Dataset records on visual material:
○ ○ ○ ○ ○

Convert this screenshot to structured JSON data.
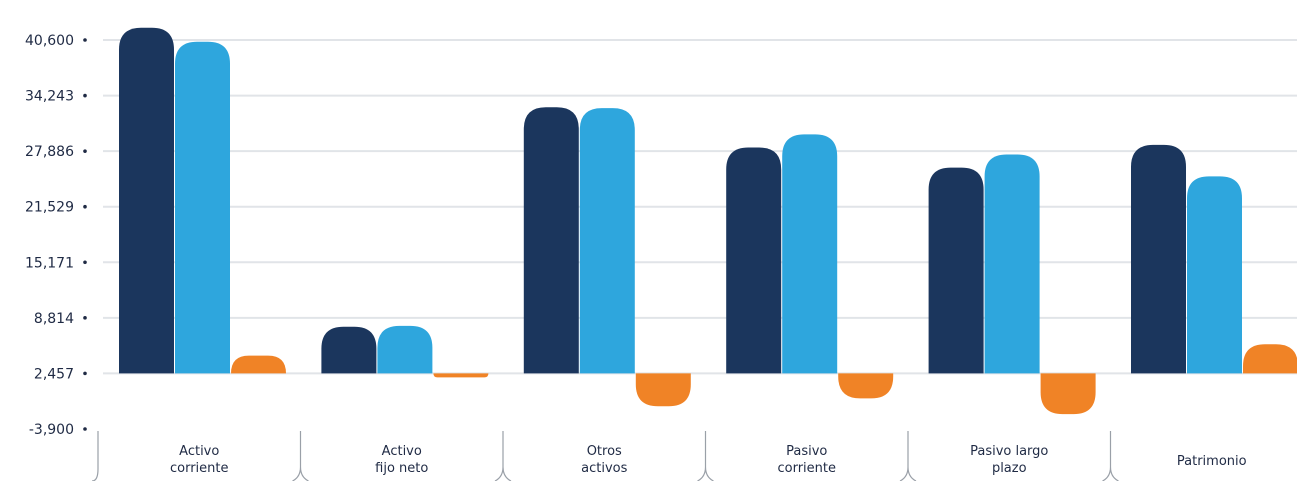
{
  "chart_data": {
    "type": "bar",
    "title": "",
    "xlabel": "",
    "ylabel": "",
    "ylim": [
      -3900,
      42000
    ],
    "y_ticks": [
      -3900,
      2457,
      8814,
      15171,
      21529,
      27886,
      34243,
      40600
    ],
    "y_tick_labels": [
      "-3,900",
      "2,457",
      "8,814",
      "15,171",
      "21,529",
      "27,886",
      "34,243",
      "40,600"
    ],
    "categories": [
      [
        "Activo",
        "corriente"
      ],
      [
        "Activo",
        "fijo neto"
      ],
      [
        "Otros",
        "activos"
      ],
      [
        "Pasivo",
        "corriente"
      ],
      [
        "Pasivo largo",
        "plazo"
      ],
      [
        "Patrimonio"
      ]
    ],
    "series": [
      {
        "color": "#1b365d",
        "values": [
          42000,
          7800,
          32900,
          28300,
          26000,
          28600
        ]
      },
      {
        "color": "#2ea6dd",
        "values": [
          40400,
          7900,
          32800,
          29800,
          27500,
          25000
        ]
      },
      {
        "color": "#f08326",
        "values": [
          4500,
          2000,
          -1300,
          -400,
          -2200,
          5800
        ]
      }
    ],
    "grid": true,
    "legend": "none"
  }
}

○ ○ ○ ○ ○

Your task:
Omit the pictures and output all of the other material exactly.

Task response:
Convert this screenshot to structured JSON data.
{
  "chart_data": {
    "type": "bar",
    "title": "",
    "xlabel": "",
    "ylabel": "",
    "ylim": [
      -3900,
      42000
    ],
    "y_ticks": [
      -3900,
      2457,
      8814,
      15171,
      21529,
      27886,
      34243,
      40600
    ],
    "y_tick_labels": [
      "-3,900",
      "2,457",
      "8,814",
      "15,171",
      "21,529",
      "27,886",
      "34,243",
      "40,600"
    ],
    "categories": [
      [
        "Activo",
        "corriente"
      ],
      [
        "Activo",
        "fijo neto"
      ],
      [
        "Otros",
        "activos"
      ],
      [
        "Pasivo",
        "corriente"
      ],
      [
        "Pasivo largo",
        "plazo"
      ],
      [
        "Patrimonio"
      ]
    ],
    "series": [
      {
        "color": "#1b365d",
        "values": [
          42000,
          7800,
          32900,
          28300,
          26000,
          28600
        ]
      },
      {
        "color": "#2ea6dd",
        "values": [
          40400,
          7900,
          32800,
          29800,
          27500,
          25000
        ]
      },
      {
        "color": "#f08326",
        "values": [
          4500,
          2000,
          -1300,
          -400,
          -2200,
          5800
        ]
      }
    ],
    "grid": true,
    "legend": "none"
  }
}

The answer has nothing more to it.